* _Task data_

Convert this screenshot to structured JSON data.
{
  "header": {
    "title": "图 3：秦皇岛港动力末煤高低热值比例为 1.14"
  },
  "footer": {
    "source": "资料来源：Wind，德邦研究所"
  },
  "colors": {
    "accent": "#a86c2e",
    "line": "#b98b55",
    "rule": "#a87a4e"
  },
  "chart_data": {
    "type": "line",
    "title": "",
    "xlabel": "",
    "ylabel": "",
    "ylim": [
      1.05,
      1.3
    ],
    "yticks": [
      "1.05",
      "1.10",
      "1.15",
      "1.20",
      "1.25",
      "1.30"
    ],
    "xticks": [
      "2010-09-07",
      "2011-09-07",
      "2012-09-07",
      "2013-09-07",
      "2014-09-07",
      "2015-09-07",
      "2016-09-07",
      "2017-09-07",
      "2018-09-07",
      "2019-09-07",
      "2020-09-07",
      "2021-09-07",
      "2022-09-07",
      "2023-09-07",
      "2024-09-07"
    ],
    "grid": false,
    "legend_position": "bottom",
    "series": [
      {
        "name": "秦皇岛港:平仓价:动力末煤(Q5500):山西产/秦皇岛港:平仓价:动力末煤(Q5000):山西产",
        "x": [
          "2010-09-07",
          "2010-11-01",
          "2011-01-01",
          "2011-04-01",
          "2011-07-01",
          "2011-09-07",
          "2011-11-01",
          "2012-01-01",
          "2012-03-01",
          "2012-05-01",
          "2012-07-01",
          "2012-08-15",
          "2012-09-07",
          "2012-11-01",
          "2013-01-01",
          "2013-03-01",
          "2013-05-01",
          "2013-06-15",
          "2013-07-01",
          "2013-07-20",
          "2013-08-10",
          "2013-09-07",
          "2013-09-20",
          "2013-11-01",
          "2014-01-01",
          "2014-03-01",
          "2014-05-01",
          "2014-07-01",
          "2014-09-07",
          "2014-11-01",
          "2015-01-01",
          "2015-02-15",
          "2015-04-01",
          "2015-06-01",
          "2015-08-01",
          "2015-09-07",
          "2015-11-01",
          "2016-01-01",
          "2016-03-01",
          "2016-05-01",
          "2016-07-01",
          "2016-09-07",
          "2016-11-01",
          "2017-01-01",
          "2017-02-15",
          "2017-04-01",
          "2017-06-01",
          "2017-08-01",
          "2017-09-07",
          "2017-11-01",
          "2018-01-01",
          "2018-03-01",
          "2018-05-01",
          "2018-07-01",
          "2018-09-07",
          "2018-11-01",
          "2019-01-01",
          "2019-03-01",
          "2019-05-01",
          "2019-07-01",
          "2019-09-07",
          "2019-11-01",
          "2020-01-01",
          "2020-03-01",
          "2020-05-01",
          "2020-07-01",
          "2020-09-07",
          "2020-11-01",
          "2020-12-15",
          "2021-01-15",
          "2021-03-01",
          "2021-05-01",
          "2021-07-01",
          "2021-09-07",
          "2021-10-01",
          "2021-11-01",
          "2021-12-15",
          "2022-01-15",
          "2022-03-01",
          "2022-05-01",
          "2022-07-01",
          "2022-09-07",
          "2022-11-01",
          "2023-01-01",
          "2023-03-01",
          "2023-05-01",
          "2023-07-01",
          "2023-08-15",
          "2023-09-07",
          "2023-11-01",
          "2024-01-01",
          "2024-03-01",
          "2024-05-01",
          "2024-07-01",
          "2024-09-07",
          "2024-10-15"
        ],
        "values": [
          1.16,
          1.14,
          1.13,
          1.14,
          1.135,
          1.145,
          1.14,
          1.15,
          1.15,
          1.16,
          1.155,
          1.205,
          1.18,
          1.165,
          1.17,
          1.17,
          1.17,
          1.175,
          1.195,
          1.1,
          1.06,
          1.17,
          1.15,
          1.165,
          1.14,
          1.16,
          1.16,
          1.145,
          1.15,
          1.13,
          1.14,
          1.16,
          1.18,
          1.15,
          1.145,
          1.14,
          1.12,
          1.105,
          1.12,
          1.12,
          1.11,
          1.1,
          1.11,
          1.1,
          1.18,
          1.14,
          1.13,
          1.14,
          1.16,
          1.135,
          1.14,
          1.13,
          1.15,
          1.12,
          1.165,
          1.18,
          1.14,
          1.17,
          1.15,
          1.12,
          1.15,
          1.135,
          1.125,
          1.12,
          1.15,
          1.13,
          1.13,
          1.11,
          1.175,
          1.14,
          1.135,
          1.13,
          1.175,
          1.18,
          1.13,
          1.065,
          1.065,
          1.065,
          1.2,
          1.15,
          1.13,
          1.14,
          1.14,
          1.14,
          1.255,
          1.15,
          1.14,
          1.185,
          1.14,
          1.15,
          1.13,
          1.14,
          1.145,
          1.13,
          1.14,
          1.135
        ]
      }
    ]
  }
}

* _Work to be completed_
Quote the whole listing above, leaving nothing out.

* _Completed task_
Convert this screenshot to structured JSON data.
{
  "header": {
    "title": "图 3：秦皇岛港动力末煤高低热值比例为 1.14"
  },
  "footer": {
    "source": "资料来源：Wind，德邦研究所"
  },
  "colors": {
    "accent": "#a86c2e",
    "line": "#b98b55",
    "rule": "#a87a4e"
  },
  "chart_data": {
    "type": "line",
    "title": "",
    "xlabel": "",
    "ylabel": "",
    "ylim": [
      1.05,
      1.3
    ],
    "yticks": [
      "1.05",
      "1.10",
      "1.15",
      "1.20",
      "1.25",
      "1.30"
    ],
    "xticks": [
      "2010-09-07",
      "2011-09-07",
      "2012-09-07",
      "2013-09-07",
      "2014-09-07",
      "2015-09-07",
      "2016-09-07",
      "2017-09-07",
      "2018-09-07",
      "2019-09-07",
      "2020-09-07",
      "2021-09-07",
      "2022-09-07",
      "2023-09-07",
      "2024-09-07"
    ],
    "grid": false,
    "legend_position": "bottom",
    "series": [
      {
        "name": "秦皇岛港:平仓价:动力末煤(Q5500):山西产/秦皇岛港:平仓价:动力末煤(Q5000):山西产",
        "x": [
          "2010-09-07",
          "2010-11-01",
          "2011-01-01",
          "2011-04-01",
          "2011-07-01",
          "2011-09-07",
          "2011-11-01",
          "2012-01-01",
          "2012-03-01",
          "2012-05-01",
          "2012-07-01",
          "2012-08-15",
          "2012-09-07",
          "2012-11-01",
          "2013-01-01",
          "2013-03-01",
          "2013-05-01",
          "2013-06-15",
          "2013-07-01",
          "2013-07-20",
          "2013-08-10",
          "2013-09-07",
          "2013-09-20",
          "2013-11-01",
          "2014-01-01",
          "2014-03-01",
          "2014-05-01",
          "2014-07-01",
          "2014-09-07",
          "2014-11-01",
          "2015-01-01",
          "2015-02-15",
          "2015-04-01",
          "2015-06-01",
          "2015-08-01",
          "2015-09-07",
          "2015-11-01",
          "2016-01-01",
          "2016-03-01",
          "2016-05-01",
          "2016-07-01",
          "2016-09-07",
          "2016-11-01",
          "2017-01-01",
          "2017-02-15",
          "2017-04-01",
          "2017-06-01",
          "2017-08-01",
          "2017-09-07",
          "2017-11-01",
          "2018-01-01",
          "2018-03-01",
          "2018-05-01",
          "2018-07-01",
          "2018-09-07",
          "2018-11-01",
          "2019-01-01",
          "2019-03-01",
          "2019-05-01",
          "2019-07-01",
          "2019-09-07",
          "2019-11-01",
          "2020-01-01",
          "2020-03-01",
          "2020-05-01",
          "2020-07-01",
          "2020-09-07",
          "2020-11-01",
          "2020-12-15",
          "2021-01-15",
          "2021-03-01",
          "2021-05-01",
          "2021-07-01",
          "2021-09-07",
          "2021-10-01",
          "2021-11-01",
          "2021-12-15",
          "2022-01-15",
          "2022-03-01",
          "2022-05-01",
          "2022-07-01",
          "2022-09-07",
          "2022-11-01",
          "2023-01-01",
          "2023-03-01",
          "2023-05-01",
          "2023-07-01",
          "2023-08-15",
          "2023-09-07",
          "2023-11-01",
          "2024-01-01",
          "2024-03-01",
          "2024-05-01",
          "2024-07-01",
          "2024-09-07",
          "2024-10-15"
        ],
        "values": [
          1.16,
          1.14,
          1.13,
          1.14,
          1.135,
          1.145,
          1.14,
          1.15,
          1.15,
          1.16,
          1.155,
          1.205,
          1.18,
          1.165,
          1.17,
          1.17,
          1.17,
          1.175,
          1.195,
          1.1,
          1.06,
          1.17,
          1.15,
          1.165,
          1.14,
          1.16,
          1.16,
          1.145,
          1.15,
          1.13,
          1.14,
          1.16,
          1.18,
          1.15,
          1.145,
          1.14,
          1.12,
          1.105,
          1.12,
          1.12,
          1.11,
          1.1,
          1.11,
          1.1,
          1.18,
          1.14,
          1.13,
          1.14,
          1.16,
          1.135,
          1.14,
          1.13,
          1.15,
          1.12,
          1.165,
          1.18,
          1.14,
          1.17,
          1.15,
          1.12,
          1.15,
          1.135,
          1.125,
          1.12,
          1.15,
          1.13,
          1.13,
          1.11,
          1.175,
          1.14,
          1.135,
          1.13,
          1.175,
          1.18,
          1.13,
          1.065,
          1.065,
          1.065,
          1.2,
          1.15,
          1.13,
          1.14,
          1.14,
          1.14,
          1.255,
          1.15,
          1.14,
          1.185,
          1.14,
          1.15,
          1.13,
          1.14,
          1.145,
          1.13,
          1.14,
          1.135
        ]
      }
    ]
  }
}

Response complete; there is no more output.